'''

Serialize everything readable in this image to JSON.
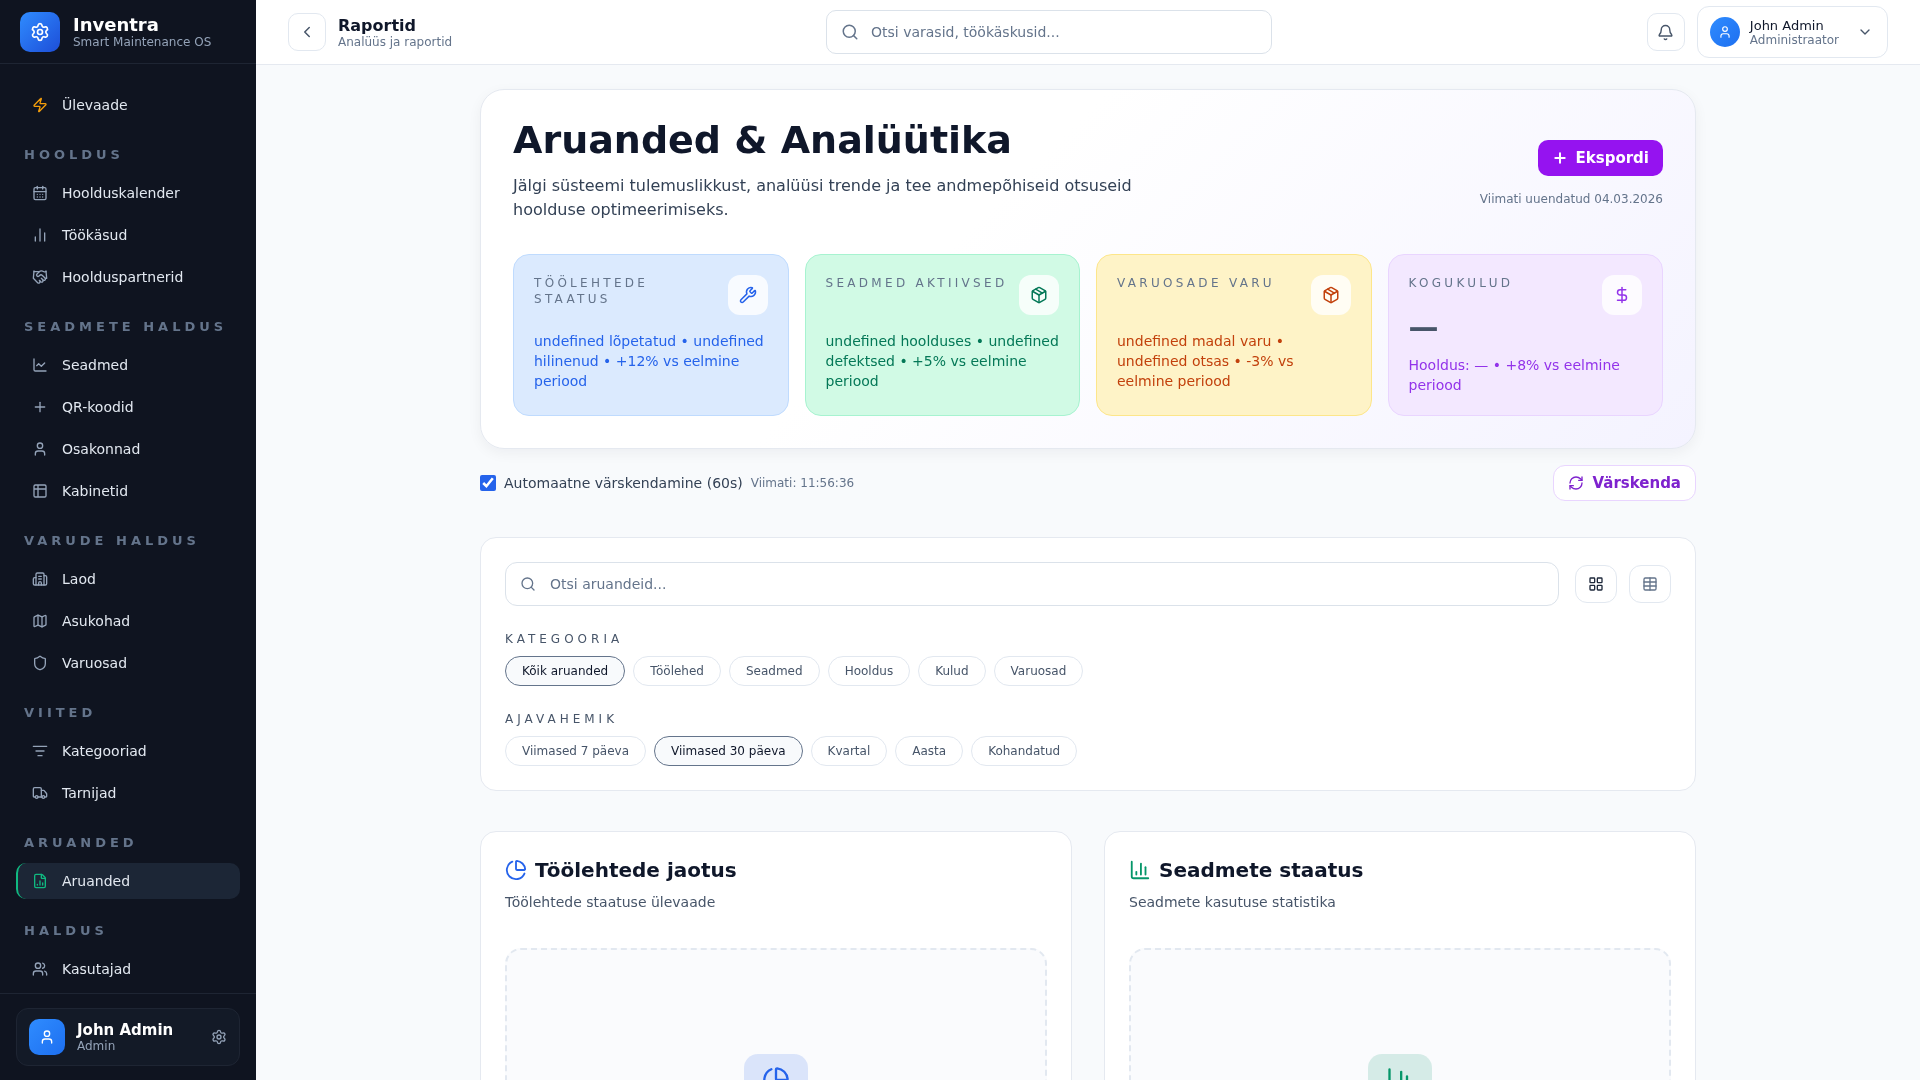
{
  "app": {
    "name": "Inventra",
    "tagline": "Smart Maintenance OS"
  },
  "sidebar": {
    "groups": [
      {
        "items": [
          {
            "label": "Ülevaade",
            "selected": false
          }
        ]
      },
      {
        "heading": "HOOLDUS",
        "items": [
          {
            "label": "Hoolduskalender",
            "selected": false
          },
          {
            "label": "Töökäsud",
            "selected": false
          },
          {
            "label": "Hoolduspartnerid",
            "selected": false
          }
        ]
      },
      {
        "heading": "SEADMETE HALDUS",
        "items": [
          {
            "label": "Seadmed",
            "selected": false
          },
          {
            "label": "QR-koodid",
            "selected": false
          },
          {
            "label": "Osakonnad",
            "selected": false
          },
          {
            "label": "Kabinetid",
            "selected": false
          }
        ]
      },
      {
        "heading": "VARUDE HALDUS",
        "items": [
          {
            "label": "Laod",
            "selected": false
          },
          {
            "label": "Asukohad",
            "selected": false
          },
          {
            "label": "Varuosad",
            "selected": false
          }
        ]
      },
      {
        "heading": "VIITED",
        "items": [
          {
            "label": "Kategooriad",
            "selected": false
          },
          {
            "label": "Tarnijad",
            "selected": false
          }
        ]
      },
      {
        "heading": "ARUANDED",
        "items": [
          {
            "label": "Aruanded",
            "selected": true
          }
        ]
      },
      {
        "heading": "HALDUS",
        "items": [
          {
            "label": "Kasutajad",
            "selected": false
          }
        ]
      }
    ],
    "user": {
      "name": "John Admin",
      "role": "Admin"
    }
  },
  "header": {
    "title": "Raportid",
    "subtitle": "Analüüs ja raportid",
    "search": {
      "placeholder": "Otsi varasid, töökäskusid..."
    },
    "user": {
      "name": "John Admin",
      "role": "Administraator"
    }
  },
  "hero": {
    "title": "Aruanded & Analüütika",
    "description": "Jälgi süsteemi tulemuslikkust, analüüsi trende ja tee andmepõhiseid otsuseid hoolduse optimeerimiseks.",
    "export_button": "Ekspordi",
    "updated": "Viimati uuendatud 04.03.2026",
    "stats": [
      {
        "label": "TÖÖLEHTEDE STAATUS",
        "color": "#2563eb",
        "detail": "undefined lõpetatud • undefined hilinenud • +12% vs eelmine periood"
      },
      {
        "label": "SEADMED AKTIIVSED",
        "color": "#047857",
        "detail": "undefined hoolduses • undefined defektsed • +5% vs eelmine periood"
      },
      {
        "label": "VARUOSADE VARU",
        "color": "#c2410c",
        "detail": "undefined madal varu • undefined otsas • -3% vs eelmine periood"
      },
      {
        "label": "KOGUKULUD",
        "color": "#9333ea",
        "value": "—",
        "detail": "Hooldus: — • +8% vs eelmine periood"
      }
    ]
  },
  "auto_refresh": {
    "label": "Automaatne värskendamine (60s)",
    "checked": true,
    "last": "Viimati: 11:56:36",
    "button": "Värskenda"
  },
  "filters": {
    "search": {
      "placeholder": "Otsi aruandeid..."
    },
    "groups": [
      {
        "heading": "KATEGOORIA",
        "options": [
          {
            "label": "Kõik aruanded",
            "selected": true
          },
          {
            "label": "Töölehed",
            "selected": false
          },
          {
            "label": "Seadmed",
            "selected": false
          },
          {
            "label": "Hooldus",
            "selected": false
          },
          {
            "label": "Kulud",
            "selected": false
          },
          {
            "label": "Varuosad",
            "selected": false
          }
        ]
      },
      {
        "heading": "AJAVAHEMIK",
        "options": [
          {
            "label": "Viimased 7 päeva",
            "selected": false
          },
          {
            "label": "Viimased 30 päeva",
            "selected": true
          },
          {
            "label": "Kvartal",
            "selected": false
          },
          {
            "label": "Aasta",
            "selected": false
          },
          {
            "label": "Kohandatud",
            "selected": false
          }
        ]
      }
    ]
  },
  "panels": [
    {
      "title": "Töölehtede jaotus",
      "subtitle": "Töölehtede staatuse ülevaade",
      "color": "#2563eb"
    },
    {
      "title": "Seadmete staatus",
      "subtitle": "Seadmete kasutuse statistika",
      "color": "#059669"
    }
  ]
}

'''

▶ _Exercise goal_
Reproduce the full listing above verbatim, with no pictures included.

▶ _Answer to the exercise_
Serialize everything readable in this image to JSON.
{
  "app": {
    "name": "Inventra",
    "tagline": "Smart Maintenance OS"
  },
  "sidebar": {
    "groups": [
      {
        "items": [
          {
            "label": "Ülevaade",
            "selected": false
          }
        ]
      },
      {
        "heading": "HOOLDUS",
        "items": [
          {
            "label": "Hoolduskalender",
            "selected": false
          },
          {
            "label": "Töökäsud",
            "selected": false
          },
          {
            "label": "Hoolduspartnerid",
            "selected": false
          }
        ]
      },
      {
        "heading": "SEADMETE HALDUS",
        "items": [
          {
            "label": "Seadmed",
            "selected": false
          },
          {
            "label": "QR-koodid",
            "selected": false
          },
          {
            "label": "Osakonnad",
            "selected": false
          },
          {
            "label": "Kabinetid",
            "selected": false
          }
        ]
      },
      {
        "heading": "VARUDE HALDUS",
        "items": [
          {
            "label": "Laod",
            "selected": false
          },
          {
            "label": "Asukohad",
            "selected": false
          },
          {
            "label": "Varuosad",
            "selected": false
          }
        ]
      },
      {
        "heading": "VIITED",
        "items": [
          {
            "label": "Kategooriad",
            "selected": false
          },
          {
            "label": "Tarnijad",
            "selected": false
          }
        ]
      },
      {
        "heading": "ARUANDED",
        "items": [
          {
            "label": "Aruanded",
            "selected": true
          }
        ]
      },
      {
        "heading": "HALDUS",
        "items": [
          {
            "label": "Kasutajad",
            "selected": false
          }
        ]
      }
    ],
    "user": {
      "name": "John Admin",
      "role": "Admin"
    }
  },
  "header": {
    "title": "Raportid",
    "subtitle": "Analüüs ja raportid",
    "search": {
      "placeholder": "Otsi varasid, töökäskusid..."
    },
    "user": {
      "name": "John Admin",
      "role": "Administraator"
    }
  },
  "hero": {
    "title": "Aruanded & Analüütika",
    "description": "Jälgi süsteemi tulemuslikkust, analüüsi trende ja tee andmepõhiseid otsuseid hoolduse optimeerimiseks.",
    "export_button": "Ekspordi",
    "updated": "Viimati uuendatud 04.03.2026",
    "stats": [
      {
        "label": "TÖÖLEHTEDE STAATUS",
        "color": "#2563eb",
        "detail": "undefined lõpetatud • undefined hilinenud • +12% vs eelmine periood"
      },
      {
        "label": "SEADMED AKTIIVSED",
        "color": "#047857",
        "detail": "undefined hoolduses • undefined defektsed • +5% vs eelmine periood"
      },
      {
        "label": "VARUOSADE VARU",
        "color": "#c2410c",
        "detail": "undefined madal varu • undefined otsas • -3% vs eelmine periood"
      },
      {
        "label": "KOGUKULUD",
        "color": "#9333ea",
        "value": "—",
        "detail": "Hooldus: — • +8% vs eelmine periood"
      }
    ]
  },
  "auto_refresh": {
    "label": "Automaatne värskendamine (60s)",
    "checked": true,
    "last": "Viimati: 11:56:36",
    "button": "Värskenda"
  },
  "filters": {
    "search": {
      "placeholder": "Otsi aruandeid..."
    },
    "groups": [
      {
        "heading": "KATEGOORIA",
        "options": [
          {
            "label": "Kõik aruanded",
            "selected": true
          },
          {
            "label": "Töölehed",
            "selected": false
          },
          {
            "label": "Seadmed",
            "selected": false
          },
          {
            "label": "Hooldus",
            "selected": false
          },
          {
            "label": "Kulud",
            "selected": false
          },
          {
            "label": "Varuosad",
            "selected": false
          }
        ]
      },
      {
        "heading": "AJAVAHEMIK",
        "options": [
          {
            "label": "Viimased 7 päeva",
            "selected": false
          },
          {
            "label": "Viimased 30 päeva",
            "selected": true
          },
          {
            "label": "Kvartal",
            "selected": false
          },
          {
            "label": "Aasta",
            "selected": false
          },
          {
            "label": "Kohandatud",
            "selected": false
          }
        ]
      }
    ]
  },
  "panels": [
    {
      "title": "Töölehtede jaotus",
      "subtitle": "Töölehtede staatuse ülevaade",
      "color": "#2563eb"
    },
    {
      "title": "Seadmete staatus",
      "subtitle": "Seadmete kasutuse statistika",
      "color": "#059669"
    }
  ]
}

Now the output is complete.